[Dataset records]
━━━━━━━━

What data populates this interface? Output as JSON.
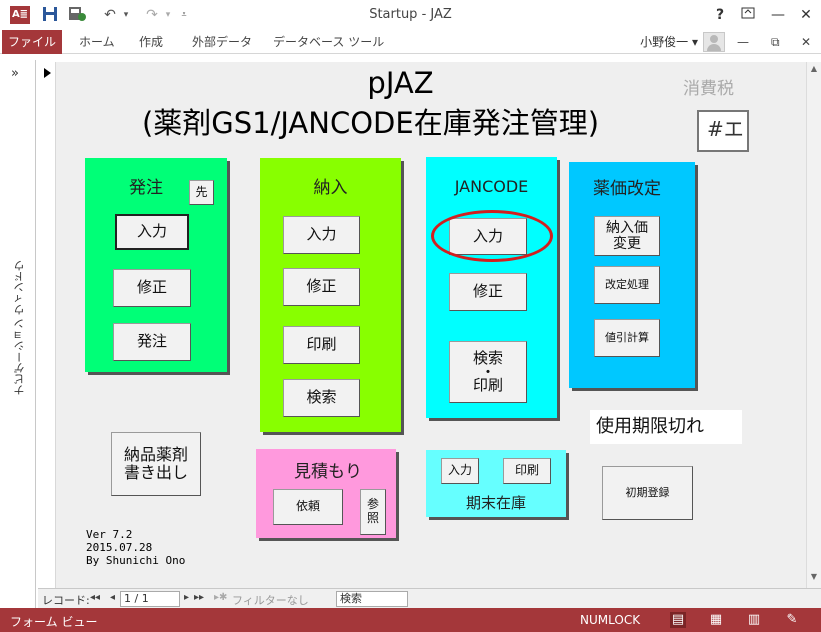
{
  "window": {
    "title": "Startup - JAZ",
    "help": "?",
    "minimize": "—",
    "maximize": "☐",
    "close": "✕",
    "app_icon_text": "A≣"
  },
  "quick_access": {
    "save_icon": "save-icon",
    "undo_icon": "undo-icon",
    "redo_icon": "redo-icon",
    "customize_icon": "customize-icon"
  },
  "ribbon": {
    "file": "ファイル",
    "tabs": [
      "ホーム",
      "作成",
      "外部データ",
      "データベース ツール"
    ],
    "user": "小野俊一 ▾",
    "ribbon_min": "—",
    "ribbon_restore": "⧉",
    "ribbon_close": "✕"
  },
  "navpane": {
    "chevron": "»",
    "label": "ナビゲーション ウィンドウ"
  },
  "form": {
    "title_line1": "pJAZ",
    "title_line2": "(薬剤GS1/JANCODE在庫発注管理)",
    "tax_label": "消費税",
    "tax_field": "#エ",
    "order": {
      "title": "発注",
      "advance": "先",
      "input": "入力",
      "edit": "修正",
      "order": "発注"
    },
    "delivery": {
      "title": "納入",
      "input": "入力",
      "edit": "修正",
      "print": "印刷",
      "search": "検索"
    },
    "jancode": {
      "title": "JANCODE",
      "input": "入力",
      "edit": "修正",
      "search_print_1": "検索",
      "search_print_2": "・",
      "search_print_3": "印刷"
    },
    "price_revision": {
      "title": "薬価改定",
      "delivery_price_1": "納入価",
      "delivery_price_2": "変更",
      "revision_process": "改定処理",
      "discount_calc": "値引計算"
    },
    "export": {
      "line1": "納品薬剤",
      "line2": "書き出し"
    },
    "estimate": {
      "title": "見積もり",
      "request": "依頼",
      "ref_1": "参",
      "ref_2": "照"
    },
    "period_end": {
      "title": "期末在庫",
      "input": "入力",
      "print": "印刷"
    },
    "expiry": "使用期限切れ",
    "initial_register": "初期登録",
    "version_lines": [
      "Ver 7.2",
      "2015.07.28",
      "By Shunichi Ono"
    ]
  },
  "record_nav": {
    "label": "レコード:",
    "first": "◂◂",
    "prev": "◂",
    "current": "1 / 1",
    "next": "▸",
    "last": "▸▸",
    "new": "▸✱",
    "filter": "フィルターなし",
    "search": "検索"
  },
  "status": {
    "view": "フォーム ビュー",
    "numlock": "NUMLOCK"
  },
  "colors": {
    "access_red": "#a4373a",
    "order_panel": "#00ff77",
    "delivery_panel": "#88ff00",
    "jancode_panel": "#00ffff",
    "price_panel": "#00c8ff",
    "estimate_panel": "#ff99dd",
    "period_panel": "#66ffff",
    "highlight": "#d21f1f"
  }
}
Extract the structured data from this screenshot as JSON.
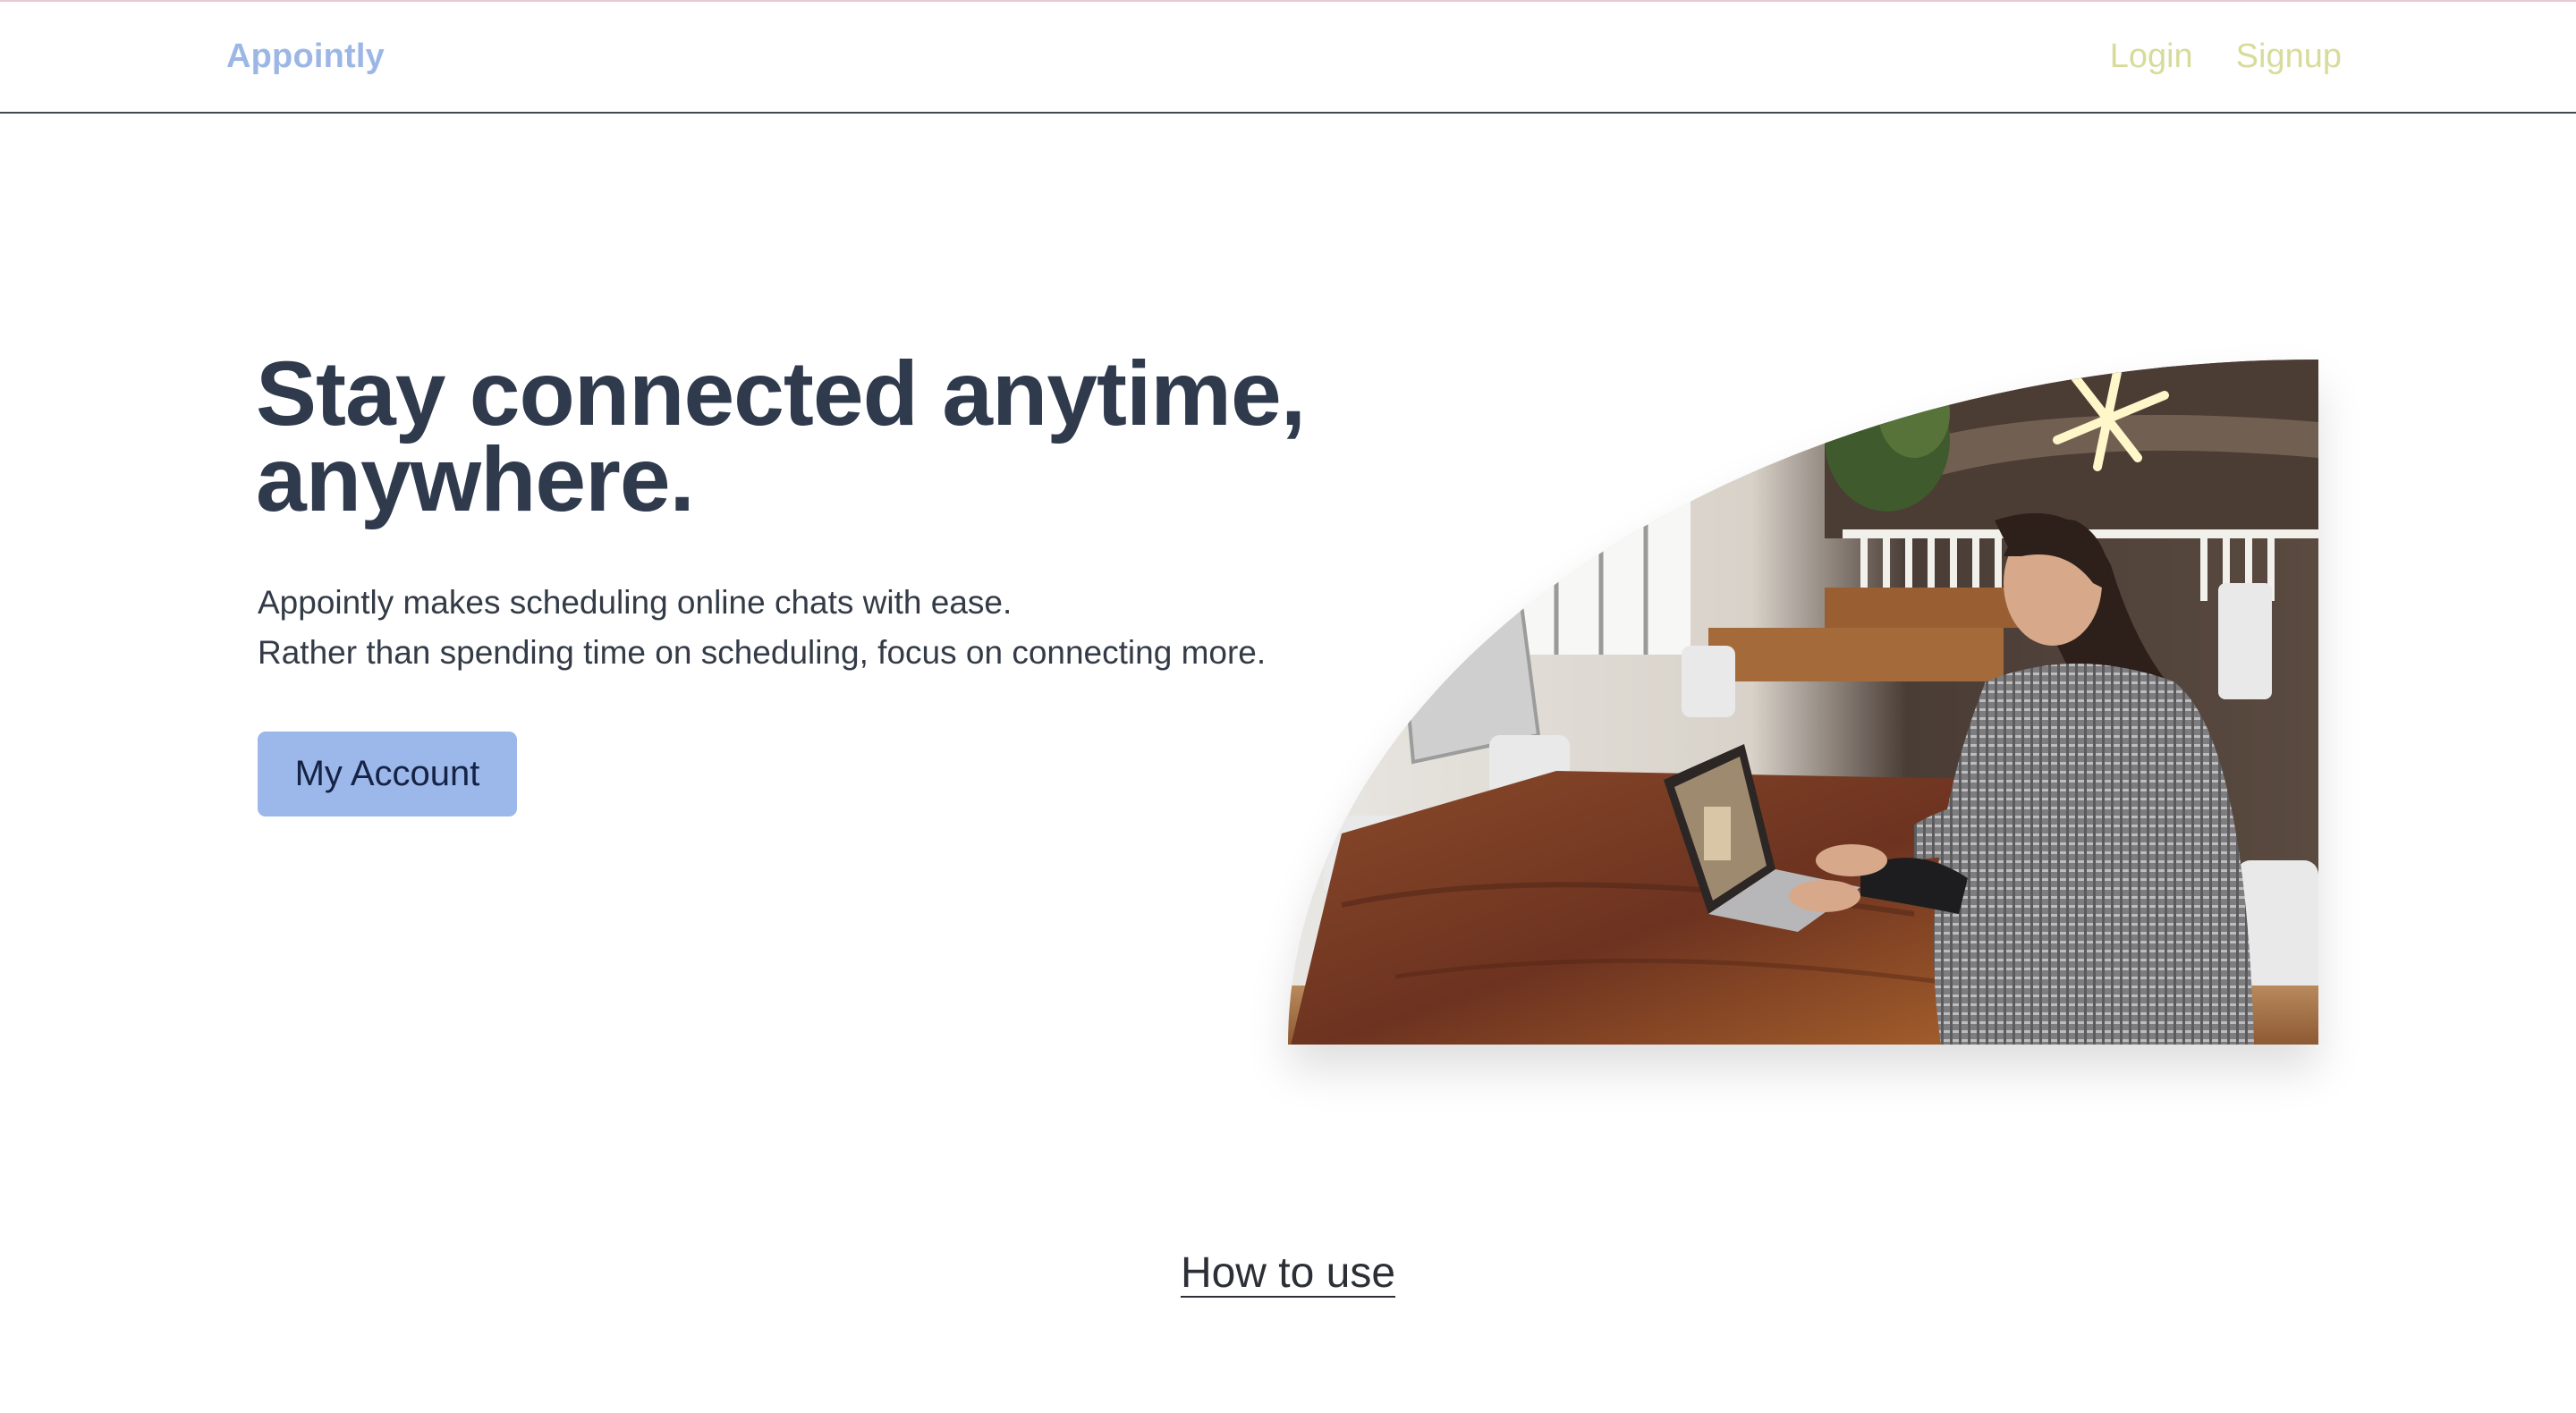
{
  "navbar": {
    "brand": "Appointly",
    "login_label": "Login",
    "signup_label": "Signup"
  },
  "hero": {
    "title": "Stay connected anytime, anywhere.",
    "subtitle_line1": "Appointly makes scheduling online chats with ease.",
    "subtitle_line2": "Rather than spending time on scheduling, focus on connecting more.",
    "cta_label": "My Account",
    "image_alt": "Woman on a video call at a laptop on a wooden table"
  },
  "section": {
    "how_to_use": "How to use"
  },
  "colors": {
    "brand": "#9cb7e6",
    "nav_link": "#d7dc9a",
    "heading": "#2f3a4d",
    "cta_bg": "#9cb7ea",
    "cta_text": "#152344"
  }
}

━━━━━━━━

Objective | Every record must be copied exactly, with the pictures left out.

Full answer |
What data populates this interface? Output as JSON.
{
  "window": {
    "title": "Startup - JAZ",
    "help": "?",
    "minimize": "—",
    "maximize": "☐",
    "close": "✕",
    "app_icon_text": "A≣"
  },
  "quick_access": {
    "save_icon": "save-icon",
    "undo_icon": "undo-icon",
    "redo_icon": "redo-icon",
    "customize_icon": "customize-icon"
  },
  "ribbon": {
    "file": "ファイル",
    "tabs": [
      "ホーム",
      "作成",
      "外部データ",
      "データベース ツール"
    ],
    "user": "小野俊一 ▾",
    "ribbon_min": "—",
    "ribbon_restore": "⧉",
    "ribbon_close": "✕"
  },
  "navpane": {
    "chevron": "»",
    "label": "ナビゲーション ウィンドウ"
  },
  "form": {
    "title_line1": "pJAZ",
    "title_line2": "(薬剤GS1/JANCODE在庫発注管理)",
    "tax_label": "消費税",
    "tax_field": "#エ",
    "order": {
      "title": "発注",
      "advance": "先",
      "input": "入力",
      "edit": "修正",
      "order": "発注"
    },
    "delivery": {
      "title": "納入",
      "input": "入力",
      "edit": "修正",
      "print": "印刷",
      "search": "検索"
    },
    "jancode": {
      "title": "JANCODE",
      "input": "入力",
      "edit": "修正",
      "search_print_1": "検索",
      "search_print_2": "・",
      "search_print_3": "印刷"
    },
    "price_revision": {
      "title": "薬価改定",
      "delivery_price_1": "納入価",
      "delivery_price_2": "変更",
      "revision_process": "改定処理",
      "discount_calc": "値引計算"
    },
    "export": {
      "line1": "納品薬剤",
      "line2": "書き出し"
    },
    "estimate": {
      "title": "見積もり",
      "request": "依頼",
      "ref_1": "参",
      "ref_2": "照"
    },
    "period_end": {
      "title": "期末在庫",
      "input": "入力",
      "print": "印刷"
    },
    "expiry": "使用期限切れ",
    "initial_register": "初期登録",
    "version_lines": [
      "Ver 7.2",
      "2015.07.28",
      "By Shunichi Ono"
    ]
  },
  "record_nav": {
    "label": "レコード:",
    "first": "◂◂",
    "prev": "◂",
    "current": "1 / 1",
    "next": "▸",
    "last": "▸▸",
    "new": "▸✱",
    "filter": "フィルターなし",
    "search": "検索"
  },
  "status": {
    "view": "フォーム ビュー",
    "numlock": "NUMLOCK"
  },
  "colors": {
    "access_red": "#a4373a",
    "order_panel": "#00ff77",
    "delivery_panel": "#88ff00",
    "jancode_panel": "#00ffff",
    "price_panel": "#00c8ff",
    "estimate_panel": "#ff99dd",
    "period_panel": "#66ffff",
    "highlight": "#d21f1f"
  }
}
Extract the structured data from this screenshot as JSON.
{
  "navbar": {
    "brand": "Appointly",
    "login_label": "Login",
    "signup_label": "Signup"
  },
  "hero": {
    "title": "Stay connected anytime, anywhere.",
    "subtitle_line1": "Appointly makes scheduling online chats with ease.",
    "subtitle_line2": "Rather than spending time on scheduling, focus on connecting more.",
    "cta_label": "My Account",
    "image_alt": "Woman on a video call at a laptop on a wooden table"
  },
  "section": {
    "how_to_use": "How to use"
  },
  "colors": {
    "brand": "#9cb7e6",
    "nav_link": "#d7dc9a",
    "heading": "#2f3a4d",
    "cta_bg": "#9cb7ea",
    "cta_text": "#152344"
  }
}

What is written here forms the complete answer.